EXERCISE: What follows are records. Restate all of them word for word.

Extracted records
------------------------------------------------

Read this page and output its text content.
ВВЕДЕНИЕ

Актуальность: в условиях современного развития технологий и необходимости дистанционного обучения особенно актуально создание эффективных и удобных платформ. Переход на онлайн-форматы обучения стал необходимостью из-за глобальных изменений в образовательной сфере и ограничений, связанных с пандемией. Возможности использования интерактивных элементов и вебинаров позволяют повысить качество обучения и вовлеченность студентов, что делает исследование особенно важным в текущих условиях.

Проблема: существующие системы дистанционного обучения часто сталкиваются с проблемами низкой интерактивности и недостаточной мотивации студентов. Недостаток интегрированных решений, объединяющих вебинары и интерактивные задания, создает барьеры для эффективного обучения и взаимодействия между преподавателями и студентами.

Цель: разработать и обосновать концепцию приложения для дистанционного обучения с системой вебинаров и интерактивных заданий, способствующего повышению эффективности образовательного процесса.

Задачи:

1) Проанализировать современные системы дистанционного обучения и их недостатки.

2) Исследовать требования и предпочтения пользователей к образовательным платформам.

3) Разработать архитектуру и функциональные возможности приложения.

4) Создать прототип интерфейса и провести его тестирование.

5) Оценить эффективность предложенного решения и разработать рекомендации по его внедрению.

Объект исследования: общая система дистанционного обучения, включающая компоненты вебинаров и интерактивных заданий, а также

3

------------------------------------------------

ANSWER TO THIS PROBLEM:
Read this page and output its text content.
ВВЕДЕНИЕ

Актуальность: в условиях современного развития технологий и необходимости дистанционного обучения особенно актуально создание эффективных и удобных платформ. Переход на онлайн-форматы обучения стал необходимостью из-за глобальных изменений в образовательной сфере и ограничений, связанных с пандемией. Возможности использования интерактивных элементов и вебинаров позволяют повысить качество обучения и вовлеченность студентов, что делает исследование особенно важным в текущих условиях.

Проблема: существующие системы дистанционного обучения часто сталкиваются с проблемами низкой интерактивности и недостаточной мотивации студентов. Недостаток интегрированных решений, объединяющих вебинары и интерактивные задания, создает барьеры для эффективного обучения и взаимодействия между преподавателями и студентами.

Цель: разработать и обосновать концепцию приложения для дистанционного обучения с системой вебинаров и интерактивных заданий, способствующего повышению эффективности образовательного процесса.

Задачи:

1) Проанализировать современные системы дистанционного обучения и их недостатки.

2) Исследовать требования и предпочтения пользователей к образовательным платформам.

3) Разработать архитектуру и функциональные возможности приложения.

4) Создать прототип интерфейса и провести его тестирование.

5) Оценить эффективность предложенного решения и разработать рекомендации по его внедрению.

Объект исследования: общая система дистанционного обучения, включающая компоненты вебинаров и интерактивных заданий, а также

3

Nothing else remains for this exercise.